- Problem to solve: Starting at the line that holds "Transcribe this image's", quote every line through the end of the records, both boundary lines included. Omit the pictures.

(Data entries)
+ + + + +
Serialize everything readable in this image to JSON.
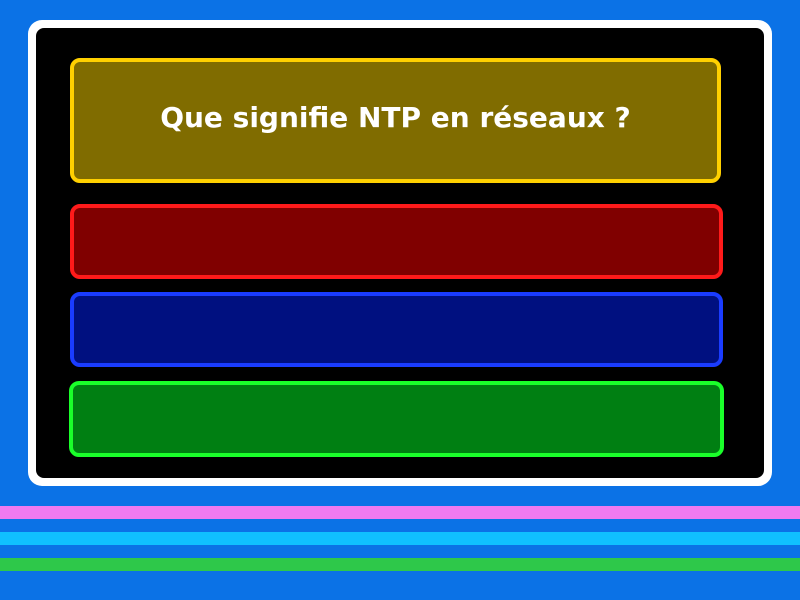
{
  "question": {
    "text": "Que signifie NTP en réseaux ?"
  },
  "answers": [
    {
      "label": ""
    },
    {
      "label": ""
    },
    {
      "label": ""
    }
  ],
  "colors": {
    "background": "#0b72e6",
    "frame": "#ffffff",
    "screen": "#000000",
    "question_fill": "#806c00",
    "question_border": "#ffd000",
    "answer_1_fill": "#800000",
    "answer_1_border": "#ff1a1a",
    "answer_2_fill": "#001080",
    "answer_2_border": "#1a3cff",
    "answer_3_fill": "#007f12",
    "answer_3_border": "#1aff2a",
    "stripe_1": "#f07af0",
    "stripe_2": "#10c0ff",
    "stripe_3": "#2ec84a"
  }
}
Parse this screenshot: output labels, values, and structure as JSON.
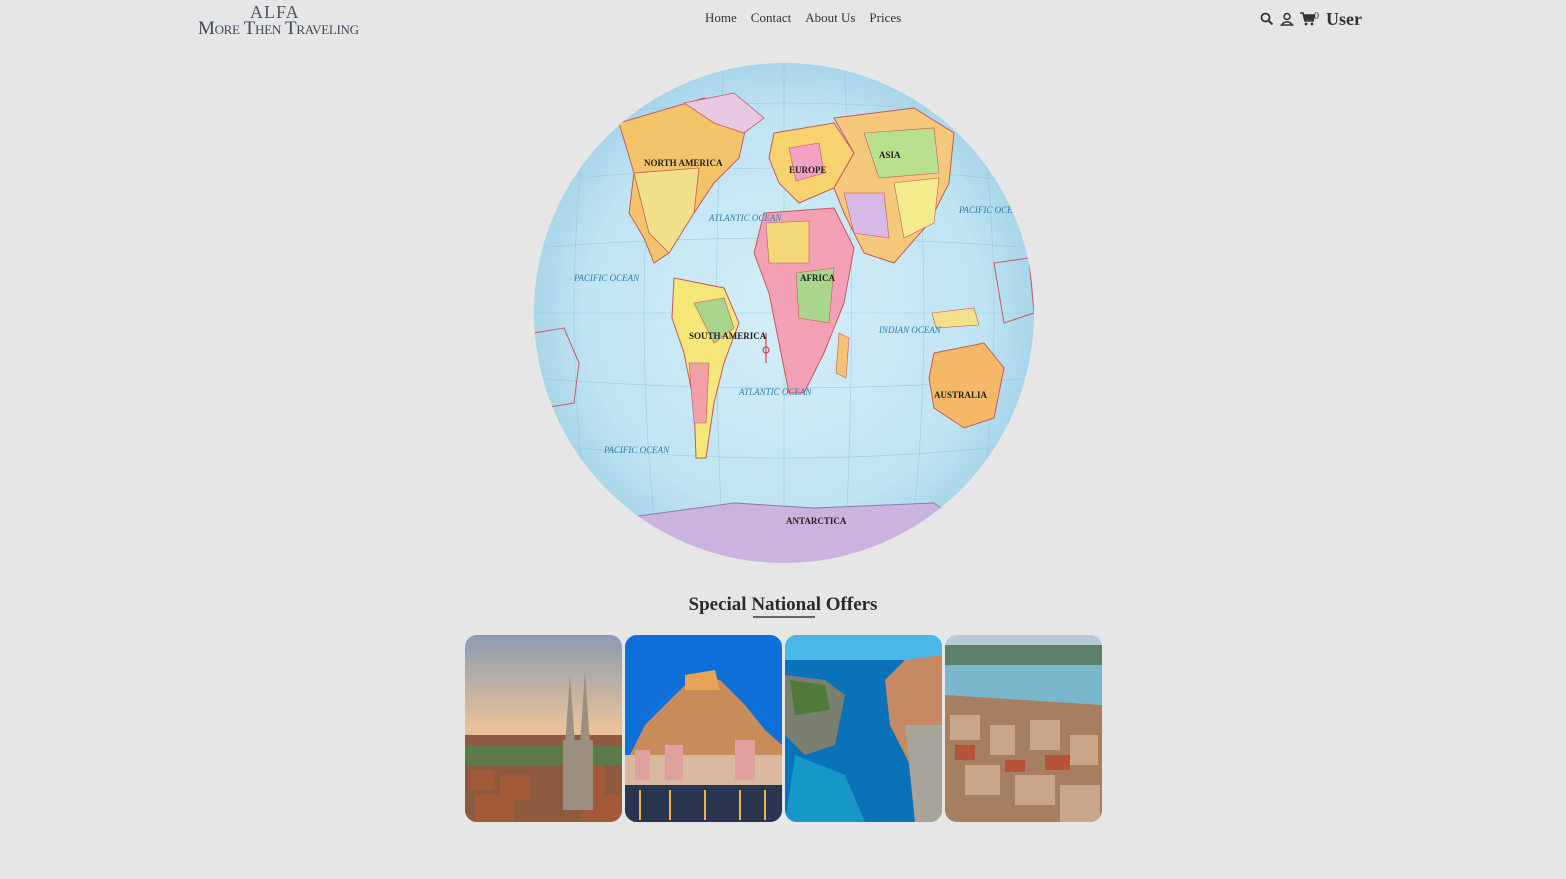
{
  "header": {
    "logo_line1": "ALFA",
    "logo_line2": "More Then Traveling",
    "nav": [
      "Home",
      "Contact",
      "About Us",
      "Prices"
    ],
    "cart_count": "0",
    "user_label": "User"
  },
  "map": {
    "labels": {
      "north_america": "NORTH AMERICA",
      "south_america": "SOUTH AMERICA",
      "europe": "EUROPE",
      "asia": "ASIA",
      "africa": "AFRICA",
      "australia": "AUSTRALIA",
      "antarctica": "ANTARCTICA",
      "atlantic_n": "ATLANTIC OCEAN",
      "atlantic_s": "ATLANTIC OCEAN",
      "pacific_w": "PACIFIC OCEAN",
      "pacific_sw": "PACIFIC OCEAN",
      "pacific_e": "PACIFIC OCEAN",
      "indian": "INDIAN OCEAN"
    }
  },
  "offers": {
    "title": "Special National Offers",
    "cards": [
      {
        "name": "cathedral-city"
      },
      {
        "name": "hilltop-town-night"
      },
      {
        "name": "coastal-cliffs"
      },
      {
        "name": "old-town-harbor"
      }
    ]
  },
  "colors": {
    "background": "#e6e6e6",
    "ocean": "#bfe4f2",
    "text": "#333333"
  }
}
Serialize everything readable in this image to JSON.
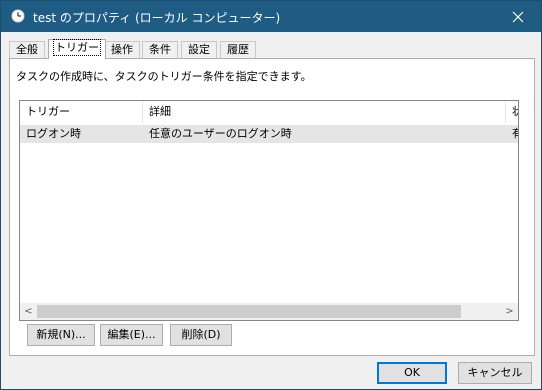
{
  "window": {
    "title": "test のプロパティ (ローカル コンピューター)"
  },
  "tabs": [
    {
      "label": "全般"
    },
    {
      "label": "トリガー"
    },
    {
      "label": "操作"
    },
    {
      "label": "条件"
    },
    {
      "label": "設定"
    },
    {
      "label": "履歴"
    }
  ],
  "active_tab_index": 1,
  "description": "タスクの作成時に、タスクのトリガー条件を指定できます。",
  "table": {
    "columns": [
      "トリガー",
      "詳細",
      "状"
    ],
    "rows": [
      [
        "ログオン時",
        "任意のユーザーのログオン時",
        "有"
      ]
    ]
  },
  "scrollbar": {
    "left_arrow": "<",
    "right_arrow": ">"
  },
  "buttons": {
    "new": "新規(N)...",
    "edit": "編集(E)...",
    "delete": "削除(D)",
    "ok": "OK",
    "cancel": "キャンセル"
  },
  "colors": {
    "titlebar": "#1f5c84",
    "accent": "#0078d7",
    "selected_row": "#e5e5e5"
  }
}
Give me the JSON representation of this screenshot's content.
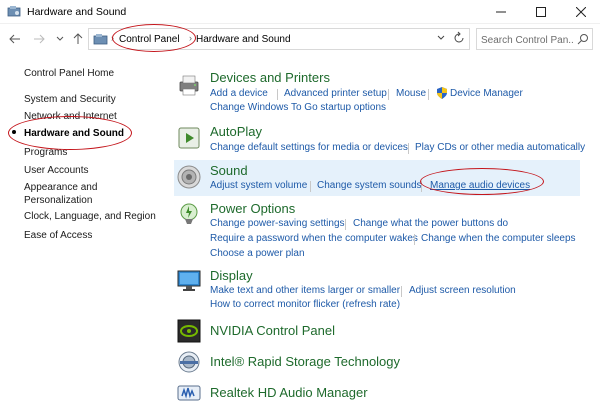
{
  "window": {
    "title": "Hardware and Sound"
  },
  "address": {
    "crumbs": [
      "Control Panel",
      "Hardware and Sound"
    ],
    "search_placeholder": "Search Control Pan..."
  },
  "leftnav": {
    "items": [
      "Control Panel Home",
      "System and Security",
      "Network and Internet",
      "Hardware and Sound",
      "Programs",
      "User Accounts",
      "Appearance and Personalization",
      "Clock, Language, and Region",
      "Ease of Access"
    ],
    "active_index": 3
  },
  "sections": {
    "devices": {
      "title": "Devices and Printers",
      "links": [
        "Add a device",
        "Advanced printer setup",
        "Mouse",
        "Device Manager",
        "Change Windows To Go startup options"
      ]
    },
    "autoplay": {
      "title": "AutoPlay",
      "links": [
        "Change default settings for media or devices",
        "Play CDs or other media automatically"
      ]
    },
    "sound": {
      "title": "Sound",
      "links": [
        "Adjust system volume",
        "Change system sounds",
        "Manage audio devices"
      ]
    },
    "power": {
      "title": "Power Options",
      "links": [
        "Change power-saving settings",
        "Change what the power buttons do",
        "Require a password when the computer wakes",
        "Change when the computer sleeps",
        "Choose a power plan"
      ]
    },
    "display": {
      "title": "Display",
      "links": [
        "Make text and other items larger or smaller",
        "Adjust screen resolution",
        "How to correct monitor flicker (refresh rate)"
      ]
    },
    "nvidia": {
      "title": "NVIDIA Control Panel"
    },
    "intel": {
      "title": "Intel® Rapid Storage Technology"
    },
    "realtek": {
      "title": "Realtek HD Audio Manager"
    }
  },
  "colors": {
    "link": "#1e5aa8",
    "section_title": "#1e6a2c",
    "highlight": "#e5f1fb",
    "annotation": "#c4161c"
  }
}
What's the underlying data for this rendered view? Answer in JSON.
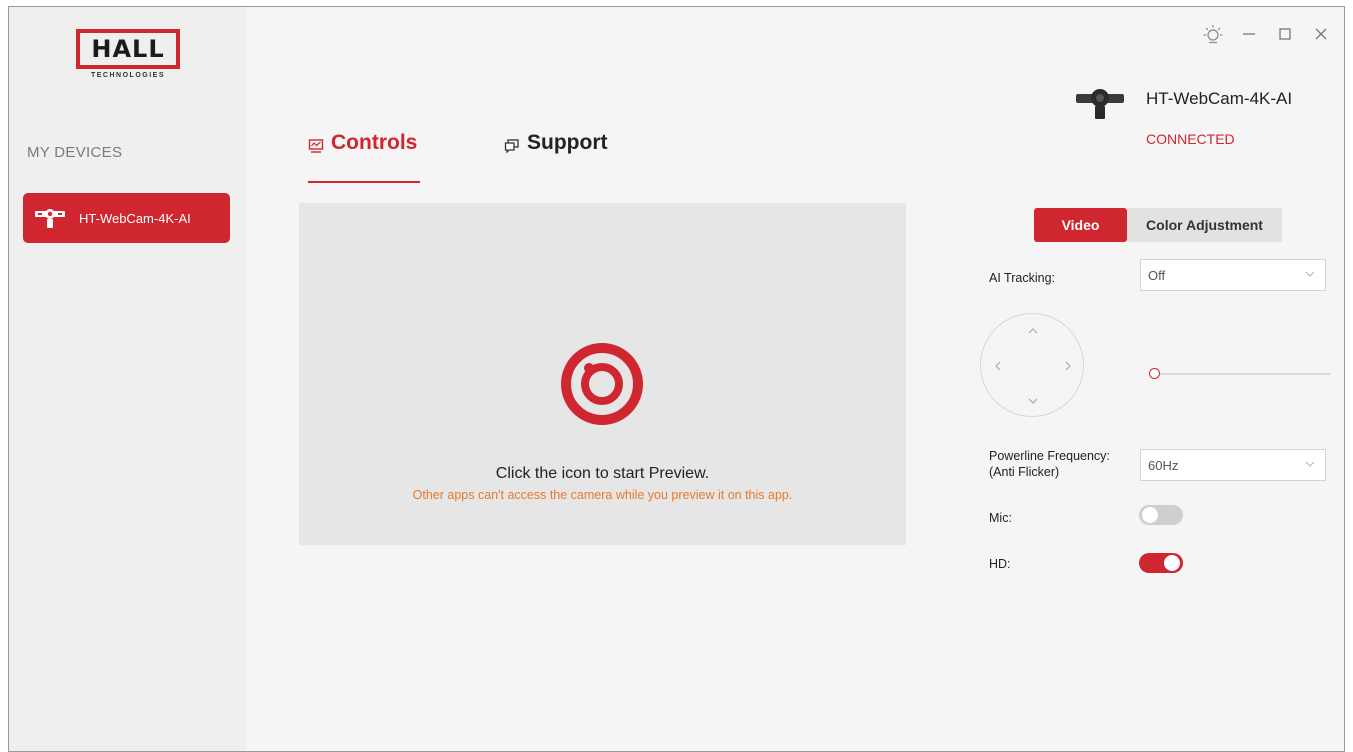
{
  "sidebar": {
    "logo_text": "HALL",
    "logo_subtext": "TECHNOLOGIES",
    "section_title": "MY DEVICES",
    "devices": [
      {
        "label": "HT-WebCam-4K-AI",
        "icon": "webcam-icon",
        "selected": true
      }
    ]
  },
  "window_controls": {
    "icons": [
      "brightness-icon",
      "minimize-icon",
      "maximize-icon",
      "close-icon"
    ]
  },
  "tabs": [
    {
      "label": "Controls",
      "icon": "controls-icon",
      "active": true
    },
    {
      "label": "Support",
      "icon": "support-icon",
      "active": false
    }
  ],
  "preview": {
    "icon": "preview-start-icon",
    "title": "Click the icon to start Preview.",
    "note": "Other apps can't access the camera while you preview it on this app."
  },
  "device_header": {
    "name": "HT-WebCam-4K-AI",
    "status": "CONNECTED"
  },
  "panel_tabs": {
    "video": "Video",
    "color": "Color Adjustment",
    "active": "Video"
  },
  "settings": {
    "ai_tracking": {
      "label": "AI Tracking:",
      "value": "Off"
    },
    "zoom": {
      "value": 0
    },
    "powerline": {
      "label_line1": "Powerline Frequency:",
      "label_line2": "(Anti Flicker)",
      "value": "60Hz"
    },
    "mic": {
      "label": "Mic:",
      "on": false
    },
    "hd": {
      "label": "HD:",
      "on": true
    }
  },
  "colors": {
    "accent": "#d0262f",
    "note": "#e87b2c",
    "sidebar_bg": "#efefef",
    "preview_bg": "#e6e6e6"
  }
}
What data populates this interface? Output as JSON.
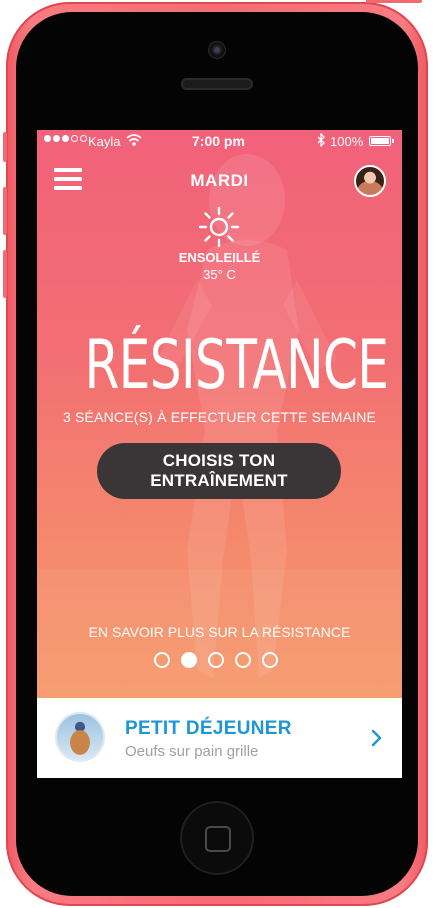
{
  "status_bar": {
    "carrier": "Kayla",
    "time": "7:00 pm",
    "battery": "100%"
  },
  "header": {
    "day": "MARDI"
  },
  "weather": {
    "condition": "ENSOLEILLÉ",
    "temperature": "35° C",
    "icon": "sun-icon"
  },
  "hero": {
    "title": "RÉSISTANCE",
    "subtitle": "3 SÉANCE(S) À EFFECTUER CETTE SEMAINE",
    "cta_label": "CHOISIS TON ENTRAÎNEMENT",
    "more_label": "EN SAVOIR PLUS SUR LA RÉSISTANCE"
  },
  "pager": {
    "count": 5,
    "active_index": 1
  },
  "meal": {
    "title": "PETIT DÉJEUNER",
    "description": "Oeufs sur pain grille"
  },
  "colors": {
    "gradient_top": "#f2617a",
    "gradient_bottom": "#f6a16a",
    "button_dark": "#3a3537",
    "meal_accent": "#1e96d6",
    "phone_body": "#f56c73"
  }
}
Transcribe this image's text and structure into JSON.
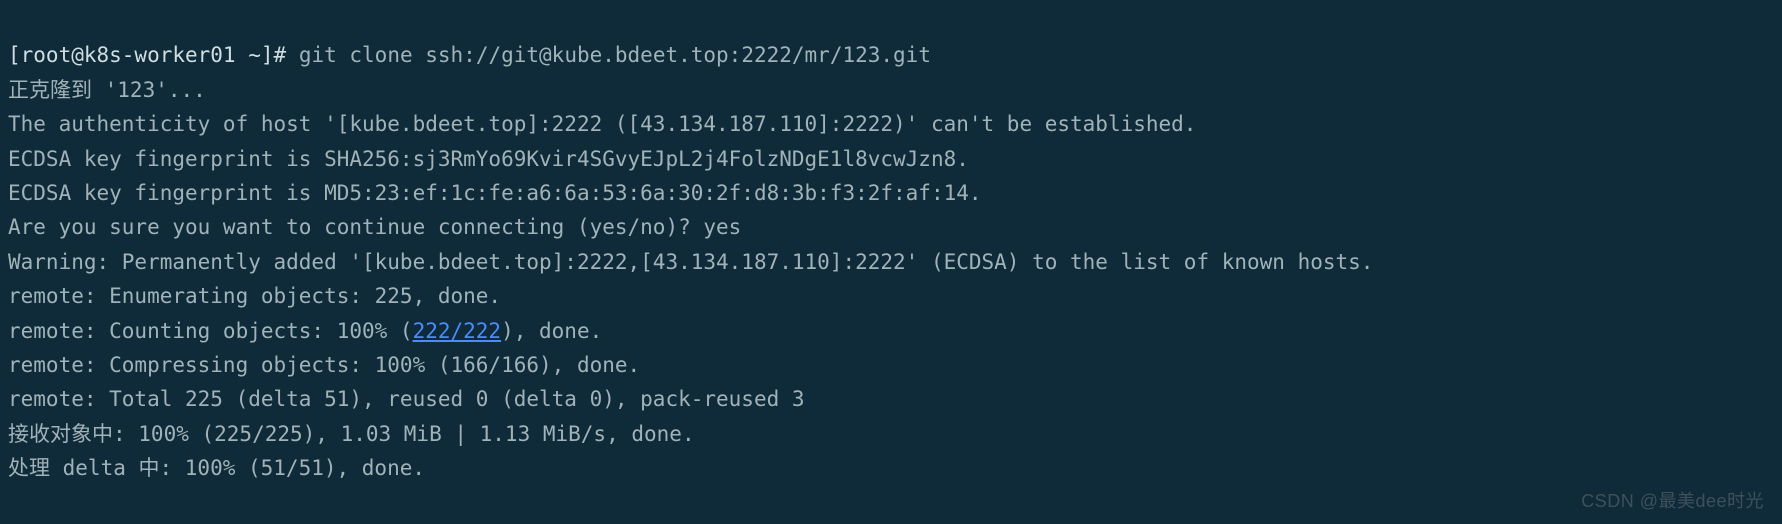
{
  "prompt": {
    "user_host": "[root@k8s-worker01 ~]#",
    "command": "git clone ssh://git@kube.bdeet.top:2222/mr/123.git"
  },
  "lines": {
    "cloning": "正克隆到 '123'...",
    "auth": "The authenticity of host '[kube.bdeet.top]:2222 ([43.134.187.110]:2222)' can't be established.",
    "sha256": "ECDSA key fingerprint is SHA256:sj3RmYo69Kvir4SGvyEJpL2j4FolzNDgE1l8vcwJzn8.",
    "md5": "ECDSA key fingerprint is MD5:23:ef:1c:fe:a6:6a:53:6a:30:2f:d8:3b:f3:2f:af:14.",
    "confirm": "Are you sure you want to continue connecting (yes/no)? yes",
    "warning": "Warning: Permanently added '[kube.bdeet.top]:2222,[43.134.187.110]:2222' (ECDSA) to the list of known hosts.",
    "enumerating": "remote: Enumerating objects: 225, done.",
    "counting_a": "remote: Counting objects: 100% (",
    "counting_link": "222/222",
    "counting_b": "), done.",
    "compressing": "remote: Compressing objects: 100% (166/166), done.",
    "total": "remote: Total 225 (delta 51), reused 0 (delta 0), pack-reused 3",
    "receiving": "接收对象中: 100% (225/225), 1.03 MiB | 1.13 MiB/s, done.",
    "deltas": "处理 delta 中: 100% (51/51), done."
  },
  "watermark": "CSDN @最美dee时光"
}
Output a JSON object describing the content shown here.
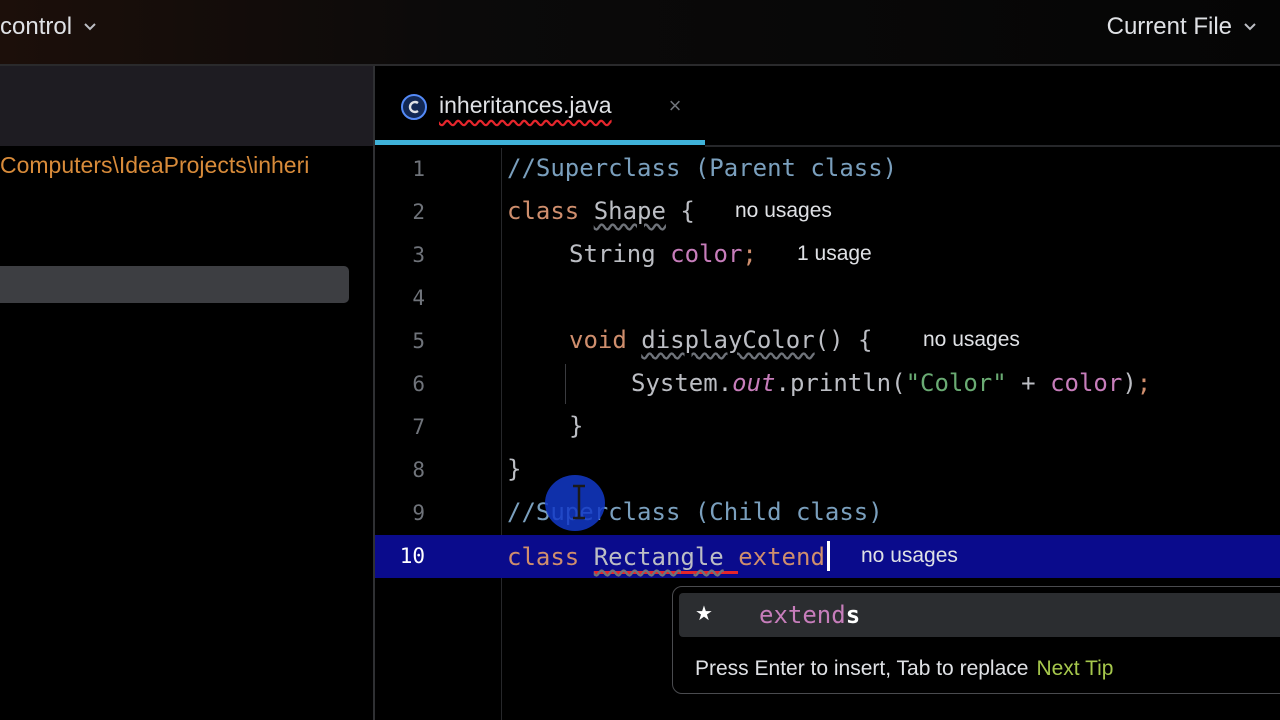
+ + + + +
- Solved exercise:
Transcribe this image's text and structure into JSON.
{
  "prompt": {
    "user_host": "[root@k8s-worker01 ~]#",
    "command": "git clone ssh://git@kube.bdeet.top:2222/mr/123.git"
  },
  "lines": {
    "cloning": "正克隆到 '123'...",
    "auth": "The authenticity of host '[kube.bdeet.top]:2222 ([43.134.187.110]:2222)' can't be established.",
    "sha256": "ECDSA key fingerprint is SHA256:sj3RmYo69Kvir4SGvyEJpL2j4FolzNDgE1l8vcwJzn8.",
    "md5": "ECDSA key fingerprint is MD5:23:ef:1c:fe:a6:6a:53:6a:30:2f:d8:3b:f3:2f:af:14.",
    "confirm": "Are you sure you want to continue connecting (yes/no)? yes",
    "warning": "Warning: Permanently added '[kube.bdeet.top]:2222,[43.134.187.110]:2222' (ECDSA) to the list of known hosts.",
    "enumerating": "remote: Enumerating objects: 225, done.",
    "counting_a": "remote: Counting objects: 100% (",
    "counting_link": "222/222",
    "counting_b": "), done.",
    "compressing": "remote: Compressing objects: 100% (166/166), done.",
    "total": "remote: Total 225 (delta 51), reused 0 (delta 0), pack-reused 3",
    "receiving": "接收对象中: 100% (225/225), 1.03 MiB | 1.13 MiB/s, done.",
    "deltas": "处理 delta 中: 100% (51/51), done."
  },
  "watermark": "CSDN @最美dee时光"
}
Output a JSON object describing the content shown here.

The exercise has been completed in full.